■ Given task
Can you copy every line of the items below verbatim, leaving out the pictures?

■ Record list
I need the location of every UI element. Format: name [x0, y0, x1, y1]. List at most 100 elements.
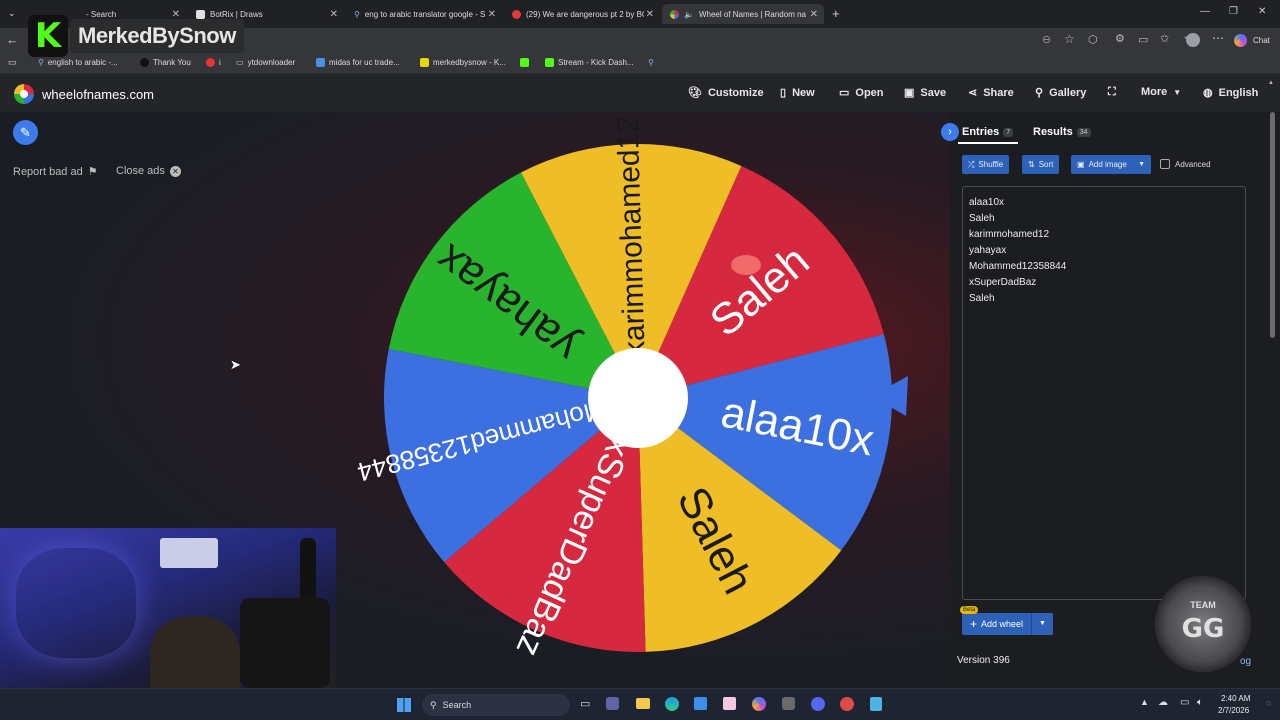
page-options-icon[interactable]: ⊖	[1042, 33, 1051, 46]
shuffle-button[interactable]: ⤮ Shuffle	[962, 155, 1010, 174]
language-button[interactable]: ◍ English	[1203, 86, 1258, 100]
chat-button[interactable]: Chat	[1253, 36, 1270, 45]
palette-icon: 🎨︎	[688, 87, 702, 99]
bookmark-item[interactable]	[520, 58, 529, 67]
add-wheel-button[interactable]: + Add wheel ▼	[962, 613, 1053, 635]
new-button[interactable]: ▯ New	[780, 86, 815, 100]
bookmark-item[interactable]: merkedbysnow - K...	[420, 58, 506, 67]
advanced-checkbox[interactable]: Advanced	[1160, 159, 1211, 169]
more-button[interactable]: More ▼	[1141, 86, 1181, 98]
sort-button[interactable]: ⇅ Sort	[1022, 155, 1060, 174]
tray-icon[interactable]: ▭	[1180, 697, 1189, 708]
tray-overflow-icon[interactable]: ▲	[1140, 697, 1149, 707]
bookmark-item[interactable]: Stream - Kick Dash...	[545, 58, 634, 67]
wheel[interactable]: Salehalaa10xSalehxSuperDadBazMohammed123…	[340, 112, 940, 688]
app-icon[interactable]	[840, 697, 854, 711]
search-icon[interactable]: ⚲	[648, 58, 654, 67]
chevron-down-icon[interactable]: ▼	[1031, 613, 1053, 635]
search-icon: ⚲	[38, 58, 44, 67]
folder-icon: ▭	[839, 87, 850, 99]
site-logo[interactable]: wheelofnames.com	[14, 84, 154, 104]
entries-textarea[interactable]: alaa10x Saleh karimmohamed12 yahayax Moh…	[962, 186, 1246, 600]
changelog-link[interactable]: og	[1240, 656, 1251, 667]
notepad-icon[interactable]	[870, 697, 882, 711]
clock-date[interactable]: 2/7/2026	[1218, 706, 1249, 715]
tab-entries[interactable]: Entries 7	[962, 126, 1014, 138]
close-tab-icon[interactable]: ✕	[488, 9, 496, 20]
clock-time[interactable]: 2:40 AM	[1221, 694, 1250, 703]
edit-pencil-button[interactable]: ✎	[13, 120, 38, 145]
share-button[interactable]: ⋖ Share	[968, 86, 1014, 100]
fullscreen-icon: ⛶	[1108, 86, 1116, 98]
tab-youtube[interactable]: (29) We are dangerous pt 2 by BO ✕	[504, 4, 660, 24]
split-view-icon[interactable]: ▭	[1138, 33, 1148, 46]
close-ads-link[interactable]: Close ads ✕	[116, 165, 181, 177]
restore-icon[interactable]: ❐	[1229, 6, 1238, 17]
tray-icon[interactable]: ☁	[1158, 697, 1168, 708]
bookmark-star-icon[interactable]: ☆	[1064, 32, 1075, 46]
collapse-panel-button[interactable]: ›	[941, 123, 959, 141]
back-icon[interactable]: ←	[6, 32, 19, 47]
copilot-icon[interactable]	[752, 697, 766, 711]
favorites-icon[interactable]: ✩	[1160, 32, 1169, 45]
notifications-icon[interactable]: ◌	[1266, 698, 1271, 708]
taskbar-search[interactable]: ⚲ Search	[422, 694, 570, 716]
entry-line: yahayax	[969, 245, 1007, 256]
tab-wheel-of-names[interactable]: 🔈 Wheel of Names | Random na ✕	[662, 4, 824, 24]
version-label: Version 396	[957, 655, 1010, 666]
entry-line: xSuperDadBaz	[969, 277, 1037, 288]
sort-icon: ⇅	[1028, 160, 1035, 169]
fullscreen-button[interactable]: ⛶	[1108, 86, 1116, 99]
folder-icon: ▭	[236, 58, 244, 67]
wheel-center-hub[interactable]	[588, 348, 688, 448]
app-icon[interactable]	[723, 697, 736, 710]
file-explorer-icon[interactable]	[636, 698, 650, 709]
chevron-down-icon: ▼	[1138, 161, 1145, 168]
apps-icon[interactable]: ▭	[8, 57, 17, 68]
close-tab-icon[interactable]: ✕	[646, 9, 654, 20]
close-tab-icon[interactable]: ✕	[330, 9, 338, 20]
bookmark-item[interactable]: ▭ ytdownloader	[236, 58, 295, 67]
close-window-icon[interactable]: ✕	[1258, 6, 1266, 17]
add-image-button[interactable]: ▣ Add image ▼	[1071, 155, 1151, 174]
tab-list-icon[interactable]: ⌄	[8, 8, 16, 19]
plus-icon: +	[970, 617, 978, 631]
tab-results[interactable]: Results 34	[1033, 126, 1091, 138]
bookmark-item[interactable]: midas for uc trade...	[316, 58, 400, 67]
page-scrollbar[interactable]: ▲	[1268, 80, 1278, 688]
bookmark-favicon	[316, 58, 325, 67]
streamer-logo-overlay: K MerkedBySnow	[28, 14, 268, 58]
extension-icon[interactable]: ⬡	[1088, 33, 1098, 46]
report-bad-ad-link[interactable]: Report bad ad ⚑	[13, 165, 98, 179]
entry-line: Saleh	[969, 213, 995, 224]
edge-icon[interactable]	[665, 697, 679, 711]
discord-icon[interactable]	[811, 697, 825, 711]
save-icon: ▣	[904, 87, 915, 99]
open-button[interactable]: ▭ Open	[839, 86, 884, 100]
extensions-icon[interactable]: ⚙	[1115, 32, 1125, 45]
store-icon[interactable]	[694, 697, 707, 710]
customize-button[interactable]: 🎨︎ Customize	[688, 86, 764, 100]
bookmark-item[interactable]: i	[206, 58, 221, 67]
close-tab-icon[interactable]: ✕	[810, 9, 818, 20]
windows-start-icon[interactable]	[397, 698, 411, 712]
copilot-icon[interactable]	[1234, 34, 1247, 47]
avatar[interactable]	[1186, 33, 1200, 47]
teams-icon[interactable]	[606, 697, 619, 710]
speaker-icon[interactable]: 🔈︎	[1197, 697, 1203, 708]
search-icon: ⚲	[1035, 87, 1044, 99]
save-button[interactable]: ▣ Save	[904, 86, 946, 100]
taskview-icon[interactable]: ▭	[580, 697, 590, 710]
bookmark-item[interactable]: ⚲ english to arabic -...	[38, 58, 118, 67]
tab-translator[interactable]: ⚲ eng to arabic translator google - S ✕	[346, 4, 502, 24]
minimize-icon[interactable]: —	[1200, 6, 1210, 17]
speaker-icon[interactable]: 🔈	[684, 10, 694, 19]
bookmark-item[interactable]: Thank You	[140, 58, 191, 67]
entry-line: Mohammed12358844	[969, 261, 1067, 272]
new-tab-icon[interactable]: +	[832, 6, 840, 21]
wheel-logo-icon	[14, 84, 34, 104]
menu-icon[interactable]: ⋯	[1212, 31, 1224, 45]
gallery-button[interactable]: ⚲ Gallery	[1035, 86, 1086, 100]
app-icon[interactable]	[782, 697, 795, 710]
globe-icon: ◍	[1203, 87, 1213, 99]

■ Output of the task
I need the location of every UI element. Format: name [x0, y0, x1, y1]. List at most 100 elements.
page-options-icon[interactable]: ⊖	[1042, 33, 1051, 46]
shuffle-button[interactable]: ⤮ Shuffle	[962, 155, 1010, 174]
language-button[interactable]: ◍ English	[1203, 86, 1258, 100]
chat-button[interactable]: Chat	[1253, 36, 1270, 45]
palette-icon: 🎨︎	[688, 87, 702, 99]
bookmark-item[interactable]	[520, 58, 529, 67]
add-wheel-button[interactable]: + Add wheel ▼	[962, 613, 1053, 635]
new-button[interactable]: ▯ New	[780, 86, 815, 100]
bookmark-item[interactable]: merkedbysnow - K...	[420, 58, 506, 67]
advanced-checkbox[interactable]: Advanced	[1160, 159, 1211, 169]
more-button[interactable]: More ▼	[1141, 86, 1181, 98]
sort-button[interactable]: ⇅ Sort	[1022, 155, 1060, 174]
tray-icon[interactable]: ▭	[1180, 697, 1189, 708]
tray-overflow-icon[interactable]: ▲	[1140, 697, 1149, 707]
bookmark-item[interactable]: Stream - Kick Dash...	[545, 58, 634, 67]
wheel[interactable]: Salehalaa10xSalehxSuperDadBazMohammed123…	[340, 112, 940, 688]
app-icon[interactable]	[840, 697, 854, 711]
search-icon[interactable]: ⚲	[648, 58, 654, 67]
chevron-down-icon[interactable]: ▼	[1031, 613, 1053, 635]
search-icon: ⚲	[38, 58, 44, 67]
folder-icon: ▭	[839, 87, 850, 99]
site-logo[interactable]: wheelofnames.com	[14, 84, 154, 104]
entries-textarea[interactable]: alaa10x Saleh karimmohamed12 yahayax Moh…	[962, 186, 1246, 600]
changelog-link[interactable]: og	[1240, 656, 1251, 667]
notepad-icon[interactable]	[870, 697, 882, 711]
clock-date[interactable]: 2/7/2026	[1218, 706, 1249, 715]
tab-entries[interactable]: Entries 7	[962, 126, 1014, 138]
close-tab-icon[interactable]: ✕	[488, 9, 496, 20]
clock-time[interactable]: 2:40 AM	[1221, 694, 1250, 703]
edit-pencil-button[interactable]: ✎	[13, 120, 38, 145]
share-button[interactable]: ⋖ Share	[968, 86, 1014, 100]
fullscreen-icon: ⛶	[1108, 86, 1116, 98]
tab-youtube[interactable]: (29) We are dangerous pt 2 by BO ✕	[504, 4, 660, 24]
split-view-icon[interactable]: ▭	[1138, 33, 1148, 46]
close-ads-link[interactable]: Close ads ✕	[116, 165, 181, 177]
restore-icon[interactable]: ❐	[1229, 6, 1238, 17]
tray-icon[interactable]: ☁	[1158, 697, 1168, 708]
bookmark-star-icon[interactable]: ☆	[1064, 32, 1075, 46]
collapse-panel-button[interactable]: ›	[941, 123, 959, 141]
back-icon[interactable]: ←	[6, 32, 19, 47]
copilot-icon[interactable]	[752, 697, 766, 711]
favorites-icon[interactable]: ✩	[1160, 32, 1169, 45]
notifications-icon[interactable]: ◌	[1266, 698, 1271, 708]
taskbar-search[interactable]: ⚲ Search	[422, 694, 570, 716]
entry-line: yahayax	[969, 245, 1007, 256]
tab-wheel-of-names[interactable]: 🔈 Wheel of Names | Random na ✕	[662, 4, 824, 24]
version-label: Version 396	[957, 655, 1010, 666]
entry-line: xSuperDadBaz	[969, 277, 1037, 288]
sort-icon: ⇅	[1028, 160, 1035, 169]
fullscreen-button[interactable]: ⛶	[1108, 86, 1116, 99]
folder-icon: ▭	[236, 58, 244, 67]
wheel-center-hub[interactable]	[588, 348, 688, 448]
app-icon[interactable]	[723, 697, 736, 710]
file-explorer-icon[interactable]	[636, 698, 650, 709]
chevron-down-icon: ▼	[1138, 161, 1145, 168]
apps-icon[interactable]: ▭	[8, 57, 17, 68]
close-tab-icon[interactable]: ✕	[646, 9, 654, 20]
close-tab-icon[interactable]: ✕	[330, 9, 338, 20]
bookmark-item[interactable]: ▭ ytdownloader	[236, 58, 295, 67]
close-window-icon[interactable]: ✕	[1258, 6, 1266, 17]
add-image-button[interactable]: ▣ Add image ▼	[1071, 155, 1151, 174]
tab-list-icon[interactable]: ⌄	[8, 8, 16, 19]
plus-icon: +	[970, 617, 978, 631]
tab-results[interactable]: Results 34	[1033, 126, 1091, 138]
bookmark-item[interactable]: midas for uc trade...	[316, 58, 400, 67]
page-scrollbar[interactable]: ▲	[1268, 80, 1278, 688]
bookmark-favicon	[316, 58, 325, 67]
streamer-logo-overlay: K MerkedBySnow	[28, 14, 268, 58]
extension-icon[interactable]: ⬡	[1088, 33, 1098, 46]
report-bad-ad-link[interactable]: Report bad ad ⚑	[13, 165, 98, 179]
entry-line: Saleh	[969, 213, 995, 224]
edge-icon[interactable]	[665, 697, 679, 711]
discord-icon[interactable]	[811, 697, 825, 711]
save-icon: ▣	[904, 87, 915, 99]
open-button[interactable]: ▭ Open	[839, 86, 884, 100]
extensions-icon[interactable]: ⚙	[1115, 32, 1125, 45]
store-icon[interactable]	[694, 697, 707, 710]
customize-button[interactable]: 🎨︎ Customize	[688, 86, 764, 100]
bookmark-item[interactable]: i	[206, 58, 221, 67]
close-tab-icon[interactable]: ✕	[810, 9, 818, 20]
windows-start-icon[interactable]	[397, 698, 411, 712]
copilot-icon[interactable]	[1234, 34, 1247, 47]
avatar[interactable]	[1186, 33, 1200, 47]
teams-icon[interactable]	[606, 697, 619, 710]
speaker-icon[interactable]: 🔈︎	[1197, 697, 1203, 708]
search-icon: ⚲	[1035, 87, 1044, 99]
save-button[interactable]: ▣ Save	[904, 86, 946, 100]
taskview-icon[interactable]: ▭	[580, 697, 590, 710]
bookmark-item[interactable]: ⚲ english to arabic -...	[38, 58, 118, 67]
tab-translator[interactable]: ⚲ eng to arabic translator google - S ✕	[346, 4, 502, 24]
minimize-icon[interactable]: —	[1200, 6, 1210, 17]
speaker-icon[interactable]: 🔈	[684, 10, 694, 19]
bookmark-item[interactable]: Thank You	[140, 58, 191, 67]
entry-line: Mohammed12358844	[969, 261, 1067, 272]
new-tab-icon[interactable]: +	[832, 6, 840, 21]
wheel-logo-icon	[14, 84, 34, 104]
menu-icon[interactable]: ⋯	[1212, 31, 1224, 45]
gallery-button[interactable]: ⚲ Gallery	[1035, 86, 1086, 100]
app-icon[interactable]	[782, 697, 795, 710]
globe-icon: ◍	[1203, 87, 1213, 99]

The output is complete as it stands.